* _Set problem_:
Transcribe the records verbatim, beginning with the first line and ending with the line that contains "candle (1337, 381, 1356, 395)", both included.

* _Data in this exercise_:
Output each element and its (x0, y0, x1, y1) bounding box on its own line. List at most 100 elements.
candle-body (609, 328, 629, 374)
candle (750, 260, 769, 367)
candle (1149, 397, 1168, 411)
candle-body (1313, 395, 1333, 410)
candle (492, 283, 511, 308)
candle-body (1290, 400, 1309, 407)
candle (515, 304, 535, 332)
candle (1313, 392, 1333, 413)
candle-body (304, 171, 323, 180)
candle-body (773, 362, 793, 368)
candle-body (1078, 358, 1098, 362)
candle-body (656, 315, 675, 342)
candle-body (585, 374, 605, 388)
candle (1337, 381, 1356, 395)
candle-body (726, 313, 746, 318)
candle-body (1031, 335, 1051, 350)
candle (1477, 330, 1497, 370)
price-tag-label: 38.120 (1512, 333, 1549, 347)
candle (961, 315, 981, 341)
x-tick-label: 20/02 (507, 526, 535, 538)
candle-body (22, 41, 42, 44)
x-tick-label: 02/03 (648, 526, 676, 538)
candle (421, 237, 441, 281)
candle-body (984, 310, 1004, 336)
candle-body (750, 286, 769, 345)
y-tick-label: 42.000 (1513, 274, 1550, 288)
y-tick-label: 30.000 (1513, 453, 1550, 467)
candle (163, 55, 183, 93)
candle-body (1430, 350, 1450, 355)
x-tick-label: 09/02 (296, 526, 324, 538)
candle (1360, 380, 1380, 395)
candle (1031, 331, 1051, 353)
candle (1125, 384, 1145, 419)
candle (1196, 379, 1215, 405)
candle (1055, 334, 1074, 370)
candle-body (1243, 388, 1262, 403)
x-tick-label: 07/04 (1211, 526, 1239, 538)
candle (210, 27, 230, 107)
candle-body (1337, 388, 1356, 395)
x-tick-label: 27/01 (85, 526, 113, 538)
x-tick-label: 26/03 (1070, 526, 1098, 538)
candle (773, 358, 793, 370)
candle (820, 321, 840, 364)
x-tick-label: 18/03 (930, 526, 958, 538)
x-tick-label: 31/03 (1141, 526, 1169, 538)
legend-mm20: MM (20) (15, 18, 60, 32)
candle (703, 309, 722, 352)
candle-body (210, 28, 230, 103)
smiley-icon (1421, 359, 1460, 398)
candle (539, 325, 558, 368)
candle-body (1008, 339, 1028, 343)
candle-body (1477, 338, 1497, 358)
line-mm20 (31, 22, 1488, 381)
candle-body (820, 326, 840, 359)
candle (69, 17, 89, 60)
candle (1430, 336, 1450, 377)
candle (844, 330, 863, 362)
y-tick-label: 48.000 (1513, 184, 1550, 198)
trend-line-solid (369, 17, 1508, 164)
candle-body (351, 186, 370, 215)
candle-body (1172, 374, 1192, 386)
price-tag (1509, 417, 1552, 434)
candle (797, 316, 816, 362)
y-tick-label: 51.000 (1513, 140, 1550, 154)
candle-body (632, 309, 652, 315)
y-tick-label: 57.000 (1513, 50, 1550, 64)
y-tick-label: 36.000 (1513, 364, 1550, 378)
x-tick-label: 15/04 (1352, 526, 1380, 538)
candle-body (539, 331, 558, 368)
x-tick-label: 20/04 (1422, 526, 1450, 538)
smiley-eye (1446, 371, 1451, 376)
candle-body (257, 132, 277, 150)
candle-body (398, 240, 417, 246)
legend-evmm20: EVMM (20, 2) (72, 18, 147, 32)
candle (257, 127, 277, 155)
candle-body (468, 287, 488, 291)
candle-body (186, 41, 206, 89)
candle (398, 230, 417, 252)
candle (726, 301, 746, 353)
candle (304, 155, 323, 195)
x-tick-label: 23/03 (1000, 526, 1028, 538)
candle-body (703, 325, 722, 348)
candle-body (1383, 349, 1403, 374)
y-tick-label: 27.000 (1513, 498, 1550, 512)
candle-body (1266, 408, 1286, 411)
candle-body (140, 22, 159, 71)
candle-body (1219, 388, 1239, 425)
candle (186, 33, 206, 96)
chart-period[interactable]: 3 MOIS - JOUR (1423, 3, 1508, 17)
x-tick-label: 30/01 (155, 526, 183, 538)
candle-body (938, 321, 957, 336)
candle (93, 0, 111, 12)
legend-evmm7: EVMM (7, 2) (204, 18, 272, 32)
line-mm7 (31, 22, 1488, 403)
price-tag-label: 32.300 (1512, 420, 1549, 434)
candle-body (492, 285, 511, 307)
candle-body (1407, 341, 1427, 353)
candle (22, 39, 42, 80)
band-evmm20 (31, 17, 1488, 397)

* _The reply_:
Output each element and its (x0, y0, x1, y1) bounding box on its own line. List at most 100 elements.
candle-body (609, 328, 629, 374)
candle (750, 260, 769, 367)
candle (1149, 397, 1168, 411)
candle-body (1313, 395, 1333, 410)
candle (492, 283, 511, 308)
candle-body (1290, 400, 1309, 407)
candle (515, 304, 535, 332)
candle (1313, 392, 1333, 413)
candle-body (304, 171, 323, 180)
candle-body (773, 362, 793, 368)
candle-body (1078, 358, 1098, 362)
candle-body (656, 315, 675, 342)
candle-body (585, 374, 605, 388)
candle (1337, 381, 1356, 395)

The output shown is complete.